When describing an individual with a broad range of skills, we often call them a Renaissance man… but what about a Renaissance woman? A perfect example of the latter is Heidi Holicker, a woman who has been in the entertainment industry for over forty years as an actress (including roles in favorites like 1984’s Valley Girl), producer, writer, marketer, and special effects expert, among other things. Truly a ”jacqueline of all trades,’ Holicker has turned a passion for art into a successful career that becomes more rewarding as time marches on.
Speaking of which, in 2025, she is one of the leading creators behind a new series called Scream and Cry Horror Movie Review. A series featuring a host named Scream (played by Mimi Torres) and a scruffy little rat as her sidekick, Cry (voiced by E.G. Daily), the unlikely team sits back and watches select Horror movies from a humorous, witty perspective. Broken into twelve episodes, Scream and Cry Horror Movie Review is currently available on a list of streaming platforms such as Amazon Prime, YouTube, and Sling, and is bound to connect with many Horror lovers out there. Extremely enthusiastic about everything, Heidi Holicker recently took time to discuss her diverse career in entertainment, the work put into Scream and Cry Horror Movie Review, plus more.
Cryptic Rock – You have been involved in film and television for quite a long time now. First, working as an actress, you have also done writing, producing, and many other jobs behind the scenes. How would you describe your career in the arts at this point?
Heidi Holicker – In a nutshell, as nutty as I can get it, I’ve been in the industry 35-plus years. I was an actress for about 11 years, starred in Valley Girl (1983) with E.G. Daily, who’s one of my stars in Scream and Cry, Twisted Sister’s “Leader of the Pack,” and tons of other movies, commercials, and so forth. Got out of that portion of the business, went into film production, ultimately worked for Rick Baker for seven Academy Awards, and I co-run his studio for nine years. Then I worked in marketing at Disney. Throughout this period, I wanted to produce. For the last 20-some odd years, I wanted to produce, kept optioning material. Fortunately, I got a wonderful job at Magnolia Pictures, and I have a great relationship with the team there.
As I co-developed this project, Scream and Cry Horror Movie Review, with my business partner, Reed Shelly. I brought it to Randy Wells, the president of Magnolia Pictures Home Entertainment, who got it to Jeff Cuban, and they loved it. I co-created it. I write it. I executive produce. I produce. I make the props, the wardrobe. It’s truly my baby. I’m so proud of it. I’m so proud that we actually did it, got it out there, and that it’s streaming live now on multiple streaming sites. It’s a lot of tremendous hard work and, obviously, a dream come true.
Cryptic Rock – That is fantastic to hear. Knowing a little bit about your background, it is really fascinating because you are such a multifaceted individual. Some people stick to acting, others turn to directing, but you have done so much.

* **Given task**
Resume the Heidi Holicker interview from where it stops. The records that come next are separate material and have no connection to the interview with Heidi Holicker.

* **Dataset excerpts**
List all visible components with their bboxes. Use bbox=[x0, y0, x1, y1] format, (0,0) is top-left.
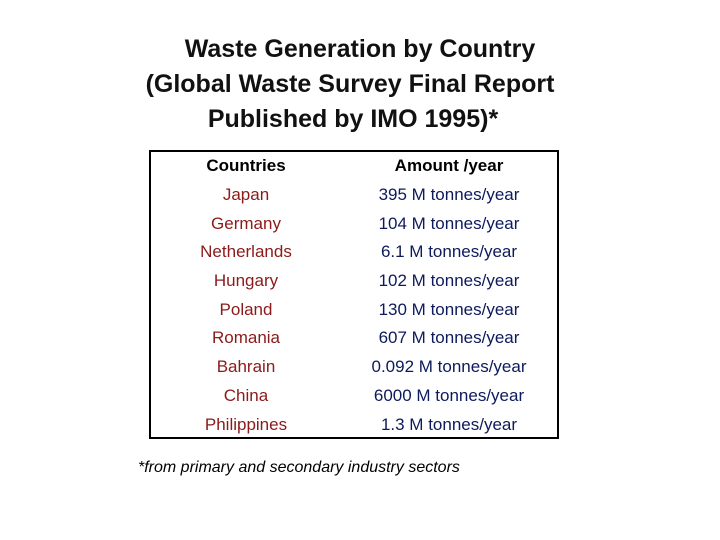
footnote: *from primary and secondary industry sec… bbox=[138, 459, 460, 476]
country-cell: Bahrain bbox=[216, 357, 276, 377]
amount-cell: 102 M tonnes/year bbox=[378, 271, 520, 291]
amount-cell: 104 M tonnes/year bbox=[378, 213, 520, 233]
amount-cell: 6.1 M tonnes/year bbox=[380, 242, 518, 262]
table-row: Netherlands 6.1 M tonnes/year bbox=[151, 238, 557, 267]
country-cell: Japan bbox=[222, 185, 270, 205]
table-row: Bahrain 0.092 M tonnes/year bbox=[151, 353, 557, 382]
title-line-2: (Global Waste Survey Final Report bbox=[145, 70, 555, 98]
country-cell: Netherlands bbox=[200, 242, 292, 262]
country-cell: Poland bbox=[219, 299, 273, 319]
amount-cell: 130 M tonnes/year bbox=[378, 299, 520, 319]
title-line-1: Waste Generation by Country bbox=[184, 35, 536, 63]
waste-table: Countries Amount /year Japan 395 M tonne… bbox=[149, 150, 559, 439]
amount-cell: 395 M tonnes/year bbox=[378, 185, 520, 205]
header-countries: Countries bbox=[206, 156, 286, 176]
table-row: Hungary 102 M tonnes/year bbox=[151, 267, 557, 296]
amount-cell: 1.3 M tonnes/year bbox=[380, 414, 518, 434]
amount-cell: 607 M tonnes/year bbox=[378, 328, 520, 348]
table-row: Philippines 1.3 M tonnes/year bbox=[151, 410, 557, 439]
page-title: Waste Generation by Country (Global Wast… bbox=[0, 32, 720, 137]
amount-cell: 0.092 M tonnes/year bbox=[371, 357, 527, 377]
table-row: Japan 395 M tonnes/year bbox=[151, 181, 557, 210]
table-header-row: Countries Amount /year bbox=[151, 152, 557, 181]
table-row: China 6000 M tonnes/year bbox=[151, 382, 557, 411]
country-cell: Philippines bbox=[204, 414, 288, 434]
country-cell: China bbox=[223, 385, 269, 405]
country-cell: Germany bbox=[211, 213, 281, 233]
country-cell: Hungary bbox=[213, 271, 279, 291]
header-amount: Amount /year bbox=[394, 156, 504, 176]
amount-cell: 6000 M tonnes/year bbox=[373, 385, 525, 405]
title-line-3: Published by IMO 1995)* bbox=[207, 105, 499, 133]
table-row: Poland 130 M tonnes/year bbox=[151, 295, 557, 324]
country-cell: Romania bbox=[211, 328, 281, 348]
table-row: Germany 104 M tonnes/year bbox=[151, 209, 557, 238]
table-row: Romania 607 M tonnes/year bbox=[151, 324, 557, 353]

* **Task result**
Heidi Holicker – A lot of it is just keeping to the grind. What does it take? Keep going and keep learning. That’s really the key: be open to pivoting. I pivoted way before I knew what the word meant. To be open to what I can see, what I can feel might work, to go for it, and however many years it takes to put into it, whatever it is, to do the work, to do the job seven days a week, year after year, and keep going. I’m very grateful for Scream and Cry Horror Movie Review.


Cryptic Rock – It appears you have worked extremely hard. How did the concept of Scream and Cry Horror Movie Review come about for you?
Heidi Holicker – I got together with Reed Shelly at a high school reunion, and he knew I was producing. He wanted to kick around a few ideas. We discussed two different ones. One never really took hold. Scream and Cry, doing a Horror movie review, a scripted Comedy with a Goth girl who’s very smart, in an ode to Elvira, an ode to Mystery Science Theater 3000, and all that have gone before us, but our version. She’s not oversexualized. Elvira’s character is extremely smart. It was critical that we cast the right person in Mimi Torres and that the Scream character be sensitive, emotional, very smart, able to navigate situations, and basically be best friends with a physical puppet.
Once we decided it would be a physical puppet and that his name would be Cry, I went to my old Rick Baker friend, Eddie Yang, who built the puppet for us. From there, we talked to E.G. Daly, whom I’d worked with on Valley Girls. She’s a brilliant voiceover artist. It started to grow from there. We did a proof of concept and invested our own money in it. Then we finally got a deal.
We turned this thing around very quickly. In January, we closed the deal, wrote the 12 scripts, in May, filmed the next week, turned it around, edited one episode a week, went into quality control, went into publicity, did Monsterpalooza, and here we are.

Cryptic Rock – Wow. It has been a speedy turnaround. It sounds exciting. It’s a great concept. It’s really fun, especially in a time where we’re seeing a lot of video podcasting, but this is different. It is a cut above that. There is a balance of Comedy, which is really enjoyable. The character’s intelligence is what makes Scream compelling to watch.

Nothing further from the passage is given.